What the task requires:
Leave out the pictures and restate the rest of the data exactly.

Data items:
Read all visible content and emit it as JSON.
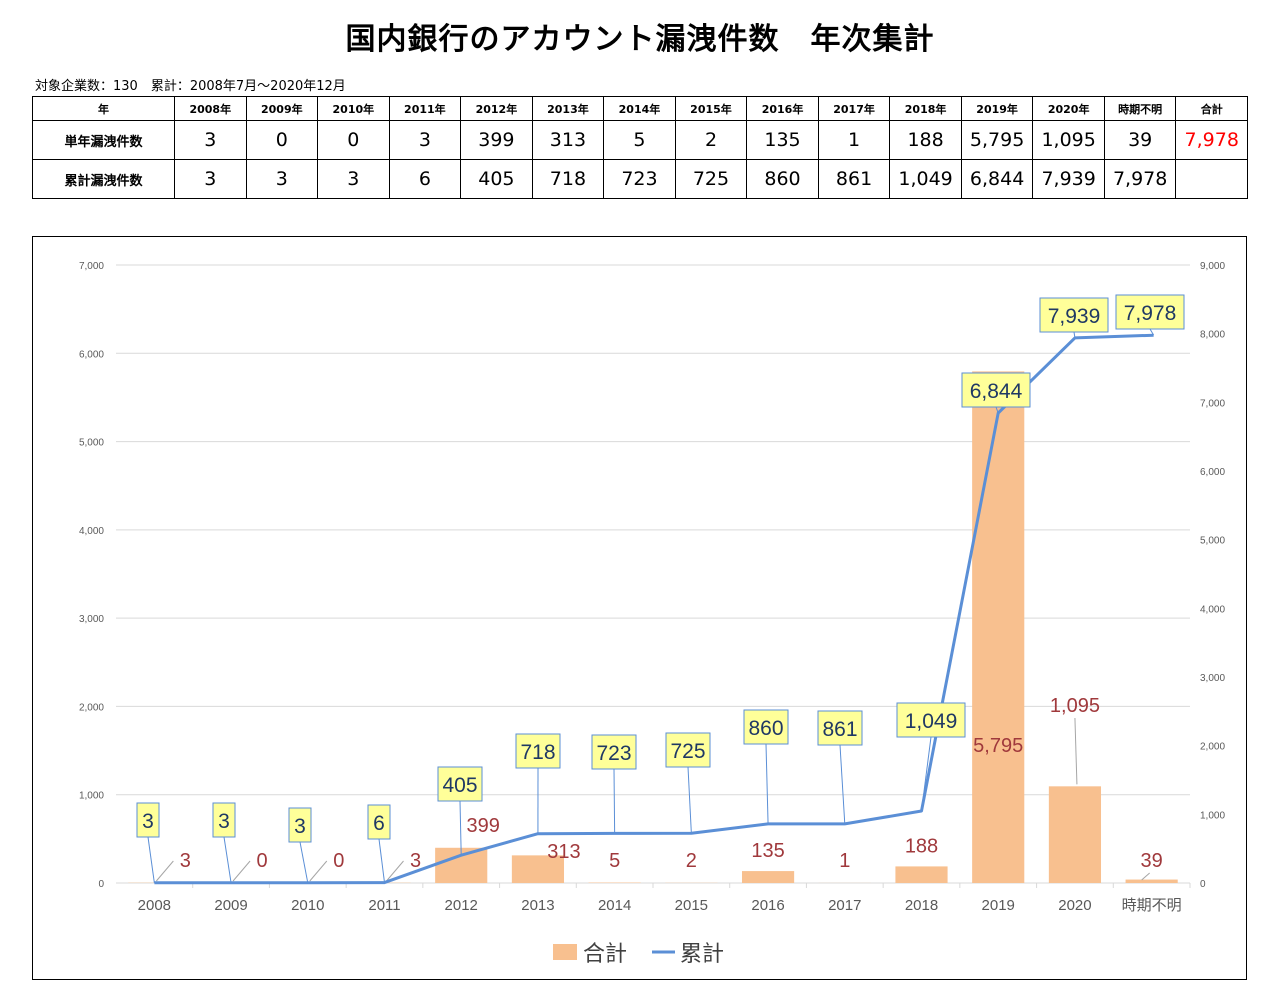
{
  "title": "国内銀行のアカウント漏洩件数　年次集計",
  "subtitle": "対象企業数：130　累計：2008年7月～2020年12月",
  "table": {
    "header_label": "年",
    "columns": [
      "2008年",
      "2009年",
      "2010年",
      "2011年",
      "2012年",
      "2013年",
      "2014年",
      "2015年",
      "2016年",
      "2017年",
      "2018年",
      "2019年",
      "2020年",
      "時期不明",
      "合計"
    ],
    "rows": [
      {
        "label": "単年漏洩件数",
        "values": [
          "3",
          "0",
          "0",
          "3",
          "399",
          "313",
          "5",
          "2",
          "135",
          "1",
          "188",
          "5,795",
          "1,095",
          "39",
          "7,978"
        ]
      },
      {
        "label": "累計漏洩件数",
        "values": [
          "3",
          "3",
          "3",
          "6",
          "405",
          "718",
          "723",
          "725",
          "860",
          "861",
          "1,049",
          "6,844",
          "7,939",
          "7,978",
          ""
        ]
      }
    ]
  },
  "chart_data": {
    "type": "bar",
    "categories": [
      "2008",
      "2009",
      "2010",
      "2011",
      "2012",
      "2013",
      "2014",
      "2015",
      "2016",
      "2017",
      "2018",
      "2019",
      "2020",
      "時期不明"
    ],
    "series": [
      {
        "name": "合計",
        "type": "bar",
        "axis": "left",
        "color": "#f8c08f",
        "values": [
          3,
          0,
          0,
          3,
          399,
          313,
          5,
          2,
          135,
          1,
          188,
          5795,
          1095,
          39
        ],
        "labels": [
          "3",
          "0",
          "0",
          "3",
          "399",
          "313",
          "5",
          "2",
          "135",
          "1",
          "188",
          "5,795",
          "1,095",
          "39"
        ]
      },
      {
        "name": "累計",
        "type": "line",
        "axis": "right",
        "color": "#5b8fd6",
        "values": [
          3,
          3,
          3,
          6,
          405,
          718,
          723,
          725,
          860,
          861,
          1049,
          6844,
          7939,
          7978
        ],
        "labels": [
          "3",
          "3",
          "3",
          "6",
          "405",
          "718",
          "723",
          "725",
          "860",
          "861",
          "1,049",
          "6,844",
          "7,939",
          "7,978"
        ]
      }
    ],
    "ylim_left": [
      0,
      7000
    ],
    "yticks_left": [
      "0",
      "1,000",
      "2,000",
      "3,000",
      "4,000",
      "5,000",
      "6,000",
      "7,000"
    ],
    "ylim_right": [
      0,
      9000
    ],
    "yticks_right": [
      "0",
      "1,000",
      "2,000",
      "3,000",
      "4,000",
      "5,000",
      "6,000",
      "7,000",
      "8,000",
      "9,000"
    ],
    "grid": true,
    "legend_position": "bottom-center",
    "colors": {
      "bar_label": "#a0393c",
      "callout_fill": "#ffff99",
      "callout_border": "#5b8fd6",
      "axis_text": "#595959",
      "grid": "#d9d9d9"
    }
  }
}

The solution:
Read all visible content and emit it as JSON.
{
  "title": "国内銀行のアカウント漏洩件数　年次集計",
  "subtitle": "対象企業数：130　累計：2008年7月～2020年12月",
  "table": {
    "header_label": "年",
    "columns": [
      "2008年",
      "2009年",
      "2010年",
      "2011年",
      "2012年",
      "2013年",
      "2014年",
      "2015年",
      "2016年",
      "2017年",
      "2018年",
      "2019年",
      "2020年",
      "時期不明",
      "合計"
    ],
    "rows": [
      {
        "label": "単年漏洩件数",
        "values": [
          "3",
          "0",
          "0",
          "3",
          "399",
          "313",
          "5",
          "2",
          "135",
          "1",
          "188",
          "5,795",
          "1,095",
          "39",
          "7,978"
        ]
      },
      {
        "label": "累計漏洩件数",
        "values": [
          "3",
          "3",
          "3",
          "6",
          "405",
          "718",
          "723",
          "725",
          "860",
          "861",
          "1,049",
          "6,844",
          "7,939",
          "7,978",
          ""
        ]
      }
    ]
  },
  "chart_data": {
    "type": "bar",
    "categories": [
      "2008",
      "2009",
      "2010",
      "2011",
      "2012",
      "2013",
      "2014",
      "2015",
      "2016",
      "2017",
      "2018",
      "2019",
      "2020",
      "時期不明"
    ],
    "series": [
      {
        "name": "合計",
        "type": "bar",
        "axis": "left",
        "color": "#f8c08f",
        "values": [
          3,
          0,
          0,
          3,
          399,
          313,
          5,
          2,
          135,
          1,
          188,
          5795,
          1095,
          39
        ],
        "labels": [
          "3",
          "0",
          "0",
          "3",
          "399",
          "313",
          "5",
          "2",
          "135",
          "1",
          "188",
          "5,795",
          "1,095",
          "39"
        ]
      },
      {
        "name": "累計",
        "type": "line",
        "axis": "right",
        "color": "#5b8fd6",
        "values": [
          3,
          3,
          3,
          6,
          405,
          718,
          723,
          725,
          860,
          861,
          1049,
          6844,
          7939,
          7978
        ],
        "labels": [
          "3",
          "3",
          "3",
          "6",
          "405",
          "718",
          "723",
          "725",
          "860",
          "861",
          "1,049",
          "6,844",
          "7,939",
          "7,978"
        ]
      }
    ],
    "ylim_left": [
      0,
      7000
    ],
    "yticks_left": [
      "0",
      "1,000",
      "2,000",
      "3,000",
      "4,000",
      "5,000",
      "6,000",
      "7,000"
    ],
    "ylim_right": [
      0,
      9000
    ],
    "yticks_right": [
      "0",
      "1,000",
      "2,000",
      "3,000",
      "4,000",
      "5,000",
      "6,000",
      "7,000",
      "8,000",
      "9,000"
    ],
    "grid": true,
    "legend_position": "bottom-center",
    "colors": {
      "bar_label": "#a0393c",
      "callout_fill": "#ffff99",
      "callout_border": "#5b8fd6",
      "axis_text": "#595959",
      "grid": "#d9d9d9"
    }
  }
}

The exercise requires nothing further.